• _TASK STATEMENT_: Determine the count of lines in the data below that include the word "Oasis", and give nothing besides it.

• _DATA RECORDS_:
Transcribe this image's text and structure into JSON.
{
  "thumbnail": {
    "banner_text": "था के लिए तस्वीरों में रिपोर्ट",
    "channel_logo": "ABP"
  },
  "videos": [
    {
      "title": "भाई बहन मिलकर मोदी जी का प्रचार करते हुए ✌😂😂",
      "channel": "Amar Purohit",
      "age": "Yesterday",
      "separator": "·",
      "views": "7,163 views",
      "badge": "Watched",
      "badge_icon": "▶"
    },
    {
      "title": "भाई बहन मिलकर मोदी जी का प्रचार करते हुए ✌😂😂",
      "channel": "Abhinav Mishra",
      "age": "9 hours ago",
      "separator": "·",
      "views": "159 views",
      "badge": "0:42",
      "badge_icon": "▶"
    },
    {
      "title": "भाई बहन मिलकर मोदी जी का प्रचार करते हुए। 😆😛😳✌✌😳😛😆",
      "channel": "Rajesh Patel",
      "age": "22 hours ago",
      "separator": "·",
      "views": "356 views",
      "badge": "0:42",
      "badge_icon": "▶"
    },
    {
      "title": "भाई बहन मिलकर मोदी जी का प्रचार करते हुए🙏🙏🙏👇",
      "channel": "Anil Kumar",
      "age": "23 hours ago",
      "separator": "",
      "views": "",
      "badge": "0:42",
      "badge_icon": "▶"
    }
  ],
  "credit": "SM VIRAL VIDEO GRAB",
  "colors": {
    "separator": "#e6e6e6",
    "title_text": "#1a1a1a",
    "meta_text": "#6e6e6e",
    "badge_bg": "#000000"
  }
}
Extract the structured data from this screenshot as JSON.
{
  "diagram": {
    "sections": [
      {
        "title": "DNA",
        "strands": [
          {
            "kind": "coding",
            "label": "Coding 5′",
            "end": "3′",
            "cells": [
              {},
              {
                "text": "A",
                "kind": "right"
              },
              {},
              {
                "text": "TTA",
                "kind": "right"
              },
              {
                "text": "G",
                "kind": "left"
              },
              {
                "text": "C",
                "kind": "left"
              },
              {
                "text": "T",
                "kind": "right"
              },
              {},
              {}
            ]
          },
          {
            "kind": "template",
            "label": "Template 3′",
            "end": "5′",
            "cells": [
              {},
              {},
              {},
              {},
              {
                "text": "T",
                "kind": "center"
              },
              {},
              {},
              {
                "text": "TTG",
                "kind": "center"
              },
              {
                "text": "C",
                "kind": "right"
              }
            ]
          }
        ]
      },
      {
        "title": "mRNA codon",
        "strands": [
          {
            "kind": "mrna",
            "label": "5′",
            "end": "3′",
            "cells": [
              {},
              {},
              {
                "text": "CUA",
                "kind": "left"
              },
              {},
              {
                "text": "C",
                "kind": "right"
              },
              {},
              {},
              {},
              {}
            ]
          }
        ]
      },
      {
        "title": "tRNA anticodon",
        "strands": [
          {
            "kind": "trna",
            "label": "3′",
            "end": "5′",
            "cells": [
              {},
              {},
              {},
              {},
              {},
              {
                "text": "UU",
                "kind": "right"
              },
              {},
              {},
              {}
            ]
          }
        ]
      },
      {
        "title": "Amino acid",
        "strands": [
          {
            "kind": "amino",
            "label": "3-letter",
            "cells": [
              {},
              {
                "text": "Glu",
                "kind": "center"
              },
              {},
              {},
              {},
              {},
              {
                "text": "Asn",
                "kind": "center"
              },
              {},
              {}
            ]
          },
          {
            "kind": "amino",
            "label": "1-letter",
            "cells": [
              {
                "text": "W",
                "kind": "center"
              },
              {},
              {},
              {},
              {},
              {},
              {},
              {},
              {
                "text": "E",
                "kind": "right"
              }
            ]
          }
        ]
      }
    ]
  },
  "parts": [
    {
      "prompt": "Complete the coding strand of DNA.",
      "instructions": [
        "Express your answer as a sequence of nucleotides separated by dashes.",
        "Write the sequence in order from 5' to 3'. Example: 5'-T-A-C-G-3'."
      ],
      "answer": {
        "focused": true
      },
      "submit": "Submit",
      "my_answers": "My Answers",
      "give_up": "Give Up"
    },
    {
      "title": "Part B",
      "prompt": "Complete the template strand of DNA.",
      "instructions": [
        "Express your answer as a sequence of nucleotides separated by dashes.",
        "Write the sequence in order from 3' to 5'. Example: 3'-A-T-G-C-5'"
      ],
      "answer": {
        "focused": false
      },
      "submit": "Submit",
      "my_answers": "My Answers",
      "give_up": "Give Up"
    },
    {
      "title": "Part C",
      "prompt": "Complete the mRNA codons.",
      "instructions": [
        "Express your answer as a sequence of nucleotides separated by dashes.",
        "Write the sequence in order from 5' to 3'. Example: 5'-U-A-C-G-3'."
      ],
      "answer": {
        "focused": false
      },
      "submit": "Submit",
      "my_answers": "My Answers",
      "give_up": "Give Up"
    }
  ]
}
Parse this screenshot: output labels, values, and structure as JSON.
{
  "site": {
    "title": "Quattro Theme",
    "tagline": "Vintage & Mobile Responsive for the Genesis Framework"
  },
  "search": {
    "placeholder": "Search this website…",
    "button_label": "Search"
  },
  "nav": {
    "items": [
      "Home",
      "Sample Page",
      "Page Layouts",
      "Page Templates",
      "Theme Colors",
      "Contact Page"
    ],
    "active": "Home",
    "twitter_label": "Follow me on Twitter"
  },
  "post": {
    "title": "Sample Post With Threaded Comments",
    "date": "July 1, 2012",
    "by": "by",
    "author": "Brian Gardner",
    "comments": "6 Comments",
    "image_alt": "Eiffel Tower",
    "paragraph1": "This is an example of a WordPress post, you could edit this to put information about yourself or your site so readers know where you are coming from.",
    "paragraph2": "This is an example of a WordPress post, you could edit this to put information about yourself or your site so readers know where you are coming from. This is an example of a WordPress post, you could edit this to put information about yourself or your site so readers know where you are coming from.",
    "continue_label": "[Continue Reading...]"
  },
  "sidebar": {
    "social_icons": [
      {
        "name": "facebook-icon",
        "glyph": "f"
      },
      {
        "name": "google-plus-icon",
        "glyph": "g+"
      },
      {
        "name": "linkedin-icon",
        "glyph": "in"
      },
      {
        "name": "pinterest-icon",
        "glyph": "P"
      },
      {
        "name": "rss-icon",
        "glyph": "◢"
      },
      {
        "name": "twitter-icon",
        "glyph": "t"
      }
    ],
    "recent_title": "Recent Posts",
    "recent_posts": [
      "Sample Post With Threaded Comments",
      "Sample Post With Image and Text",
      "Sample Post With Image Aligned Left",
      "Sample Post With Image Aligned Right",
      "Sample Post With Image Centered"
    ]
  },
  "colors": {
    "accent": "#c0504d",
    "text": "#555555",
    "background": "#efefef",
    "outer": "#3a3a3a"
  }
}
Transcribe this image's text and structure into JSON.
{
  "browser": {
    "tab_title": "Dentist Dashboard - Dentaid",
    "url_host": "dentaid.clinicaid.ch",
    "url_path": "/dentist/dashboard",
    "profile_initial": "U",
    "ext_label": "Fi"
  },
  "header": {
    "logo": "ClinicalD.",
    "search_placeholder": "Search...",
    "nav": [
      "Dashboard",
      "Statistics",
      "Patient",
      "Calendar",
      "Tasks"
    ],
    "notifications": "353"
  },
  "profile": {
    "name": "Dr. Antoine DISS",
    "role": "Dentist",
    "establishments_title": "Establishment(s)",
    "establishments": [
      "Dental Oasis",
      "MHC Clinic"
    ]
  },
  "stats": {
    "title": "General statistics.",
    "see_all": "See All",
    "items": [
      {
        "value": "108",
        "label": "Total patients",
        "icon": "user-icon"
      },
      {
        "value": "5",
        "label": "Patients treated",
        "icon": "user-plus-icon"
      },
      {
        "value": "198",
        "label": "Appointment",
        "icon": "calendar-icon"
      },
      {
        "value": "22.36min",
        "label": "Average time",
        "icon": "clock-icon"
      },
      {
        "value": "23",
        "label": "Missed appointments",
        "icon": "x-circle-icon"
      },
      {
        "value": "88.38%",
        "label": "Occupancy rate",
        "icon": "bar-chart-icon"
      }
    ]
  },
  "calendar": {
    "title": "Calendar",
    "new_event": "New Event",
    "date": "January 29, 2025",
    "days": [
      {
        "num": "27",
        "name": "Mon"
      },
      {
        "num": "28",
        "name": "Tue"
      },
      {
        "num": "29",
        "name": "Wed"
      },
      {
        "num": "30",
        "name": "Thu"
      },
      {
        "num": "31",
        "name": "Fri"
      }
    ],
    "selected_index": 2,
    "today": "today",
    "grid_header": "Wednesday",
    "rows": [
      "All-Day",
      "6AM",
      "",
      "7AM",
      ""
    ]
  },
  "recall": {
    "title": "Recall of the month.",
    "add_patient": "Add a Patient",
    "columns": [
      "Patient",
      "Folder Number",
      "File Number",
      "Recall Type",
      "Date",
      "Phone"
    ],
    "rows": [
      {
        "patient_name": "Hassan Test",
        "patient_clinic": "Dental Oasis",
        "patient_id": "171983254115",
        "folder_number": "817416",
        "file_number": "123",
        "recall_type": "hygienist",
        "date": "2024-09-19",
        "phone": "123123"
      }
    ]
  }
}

• _RESPONSE BELOW_: 2